● Activity: Copy each line of the entries that contains the word "vegan".

Stored data:
-*-*-

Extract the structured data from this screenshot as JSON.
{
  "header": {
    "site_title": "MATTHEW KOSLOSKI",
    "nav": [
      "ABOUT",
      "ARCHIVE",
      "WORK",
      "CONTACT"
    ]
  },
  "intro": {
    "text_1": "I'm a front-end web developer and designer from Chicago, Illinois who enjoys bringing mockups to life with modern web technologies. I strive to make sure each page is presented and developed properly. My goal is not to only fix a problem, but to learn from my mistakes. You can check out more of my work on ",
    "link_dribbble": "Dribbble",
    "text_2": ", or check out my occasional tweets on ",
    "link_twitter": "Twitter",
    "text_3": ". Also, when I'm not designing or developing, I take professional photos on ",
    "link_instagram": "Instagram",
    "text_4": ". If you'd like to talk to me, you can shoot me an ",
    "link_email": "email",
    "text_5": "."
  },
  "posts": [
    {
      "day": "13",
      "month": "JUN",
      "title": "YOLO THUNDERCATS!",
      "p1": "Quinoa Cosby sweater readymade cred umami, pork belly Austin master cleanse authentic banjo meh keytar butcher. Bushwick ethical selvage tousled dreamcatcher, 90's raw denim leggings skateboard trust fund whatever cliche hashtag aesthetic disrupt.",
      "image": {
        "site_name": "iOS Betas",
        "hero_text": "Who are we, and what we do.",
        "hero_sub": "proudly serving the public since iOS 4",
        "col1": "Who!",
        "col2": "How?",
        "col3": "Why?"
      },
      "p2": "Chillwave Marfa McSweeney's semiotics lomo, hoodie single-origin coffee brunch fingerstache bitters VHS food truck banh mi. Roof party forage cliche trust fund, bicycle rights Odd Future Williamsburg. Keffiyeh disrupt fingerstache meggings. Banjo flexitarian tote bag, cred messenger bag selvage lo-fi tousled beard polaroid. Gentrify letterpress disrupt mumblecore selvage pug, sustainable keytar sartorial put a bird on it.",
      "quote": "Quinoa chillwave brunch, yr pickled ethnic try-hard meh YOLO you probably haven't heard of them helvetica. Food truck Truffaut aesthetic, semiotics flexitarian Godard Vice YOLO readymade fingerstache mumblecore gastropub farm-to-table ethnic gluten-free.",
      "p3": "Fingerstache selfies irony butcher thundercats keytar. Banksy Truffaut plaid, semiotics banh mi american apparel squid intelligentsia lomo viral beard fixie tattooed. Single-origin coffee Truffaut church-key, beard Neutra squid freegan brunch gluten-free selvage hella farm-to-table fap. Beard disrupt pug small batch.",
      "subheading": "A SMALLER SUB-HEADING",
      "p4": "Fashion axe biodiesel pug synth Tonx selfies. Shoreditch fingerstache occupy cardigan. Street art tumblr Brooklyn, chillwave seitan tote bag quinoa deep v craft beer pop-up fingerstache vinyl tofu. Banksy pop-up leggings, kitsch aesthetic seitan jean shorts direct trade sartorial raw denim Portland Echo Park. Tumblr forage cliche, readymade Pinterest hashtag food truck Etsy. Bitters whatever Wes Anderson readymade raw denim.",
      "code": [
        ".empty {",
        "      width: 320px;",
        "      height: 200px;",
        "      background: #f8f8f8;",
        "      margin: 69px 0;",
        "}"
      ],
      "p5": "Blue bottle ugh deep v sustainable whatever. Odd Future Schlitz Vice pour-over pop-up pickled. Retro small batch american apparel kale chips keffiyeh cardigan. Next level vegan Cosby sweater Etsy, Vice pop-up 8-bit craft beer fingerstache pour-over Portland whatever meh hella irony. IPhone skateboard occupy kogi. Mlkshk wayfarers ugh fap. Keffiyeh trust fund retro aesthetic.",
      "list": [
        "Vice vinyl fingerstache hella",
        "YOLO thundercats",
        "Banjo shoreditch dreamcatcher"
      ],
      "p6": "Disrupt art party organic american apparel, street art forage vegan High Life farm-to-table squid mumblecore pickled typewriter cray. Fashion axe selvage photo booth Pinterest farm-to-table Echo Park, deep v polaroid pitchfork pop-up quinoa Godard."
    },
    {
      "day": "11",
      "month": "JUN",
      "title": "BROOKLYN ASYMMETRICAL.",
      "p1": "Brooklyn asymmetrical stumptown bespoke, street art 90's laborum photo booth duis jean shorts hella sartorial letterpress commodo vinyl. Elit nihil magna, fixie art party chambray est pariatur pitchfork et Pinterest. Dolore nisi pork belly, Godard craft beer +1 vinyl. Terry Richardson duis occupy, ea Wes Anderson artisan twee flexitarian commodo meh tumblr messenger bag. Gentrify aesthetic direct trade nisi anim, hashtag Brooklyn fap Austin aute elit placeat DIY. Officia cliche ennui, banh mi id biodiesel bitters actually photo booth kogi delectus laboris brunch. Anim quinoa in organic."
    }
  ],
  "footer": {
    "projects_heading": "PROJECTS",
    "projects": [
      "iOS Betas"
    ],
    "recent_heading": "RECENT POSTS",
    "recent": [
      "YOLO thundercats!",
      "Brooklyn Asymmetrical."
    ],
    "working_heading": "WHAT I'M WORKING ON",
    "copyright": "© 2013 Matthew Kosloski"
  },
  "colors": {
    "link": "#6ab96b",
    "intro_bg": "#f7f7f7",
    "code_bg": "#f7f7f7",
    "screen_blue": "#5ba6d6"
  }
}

-*-*-

● Result:
      "p5": "Blue bottle ugh deep v sustainable whatever. Odd Future Schlitz Vice pour-over pop-up pickled. Retro small batch american apparel kale chips keffiyeh cardigan. Next level vegan Cosby sweater Etsy, Vice pop-up 8-bit craft beer fingerstache pour-over Portland whatever meh hella irony. IPhone skateboard occupy kogi. Mlkshk wayfarers ugh fap. Keffiyeh trust fund retro aesthetic.",
      "p6": "Disrupt art party organic american apparel, street art forage vegan High Life farm-to-table squid mumblecore pickled typewriter cray. Fashion axe selvage photo booth Pinterest farm-to-table Echo Park, deep v polaroid pitchfork pop-up quinoa Godard."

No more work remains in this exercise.